_Aim_
Quote the data below in full, please, without altering anything.

+++

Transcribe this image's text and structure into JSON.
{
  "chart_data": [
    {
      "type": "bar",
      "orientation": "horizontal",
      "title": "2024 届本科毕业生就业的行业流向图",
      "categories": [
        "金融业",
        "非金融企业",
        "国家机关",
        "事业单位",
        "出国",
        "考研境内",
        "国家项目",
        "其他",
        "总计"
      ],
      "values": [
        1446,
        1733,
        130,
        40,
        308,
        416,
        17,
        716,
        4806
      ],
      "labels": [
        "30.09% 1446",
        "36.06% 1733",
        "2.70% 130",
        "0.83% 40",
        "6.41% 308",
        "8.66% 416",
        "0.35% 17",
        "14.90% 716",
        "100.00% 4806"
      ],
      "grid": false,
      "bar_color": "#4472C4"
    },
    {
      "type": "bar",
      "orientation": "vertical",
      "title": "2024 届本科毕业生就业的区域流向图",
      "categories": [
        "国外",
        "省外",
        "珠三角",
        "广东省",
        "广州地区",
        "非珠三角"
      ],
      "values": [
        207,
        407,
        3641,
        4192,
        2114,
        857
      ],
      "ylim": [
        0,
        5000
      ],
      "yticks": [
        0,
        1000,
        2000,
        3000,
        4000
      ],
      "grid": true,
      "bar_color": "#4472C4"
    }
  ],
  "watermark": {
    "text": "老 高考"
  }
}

+++

_Finished exercise_
Transcribe this image's text and structure into JSON.
{
  "chart_data": [
    {
      "type": "bar",
      "orientation": "horizontal",
      "title": "2024 届本科毕业生就业的行业流向图",
      "categories": [
        "金融业",
        "非金融企业",
        "国家机关",
        "事业单位",
        "出国",
        "考研境内",
        "国家项目",
        "其他",
        "总计"
      ],
      "values": [
        1446,
        1733,
        130,
        40,
        308,
        416,
        17,
        716,
        4806
      ],
      "labels": [
        "30.09% 1446",
        "36.06% 1733",
        "2.70% 130",
        "0.83% 40",
        "6.41% 308",
        "8.66% 416",
        "0.35% 17",
        "14.90% 716",
        "100.00% 4806"
      ],
      "grid": false,
      "bar_color": "#4472C4"
    },
    {
      "type": "bar",
      "orientation": "vertical",
      "title": "2024 届本科毕业生就业的区域流向图",
      "categories": [
        "国外",
        "省外",
        "珠三角",
        "广东省",
        "广州地区",
        "非珠三角"
      ],
      "values": [
        207,
        407,
        3641,
        4192,
        2114,
        857
      ],
      "ylim": [
        0,
        5000
      ],
      "yticks": [
        0,
        1000,
        2000,
        3000,
        4000
      ],
      "grid": true,
      "bar_color": "#4472C4"
    }
  ],
  "watermark": {
    "text": "老 高考"
  }
}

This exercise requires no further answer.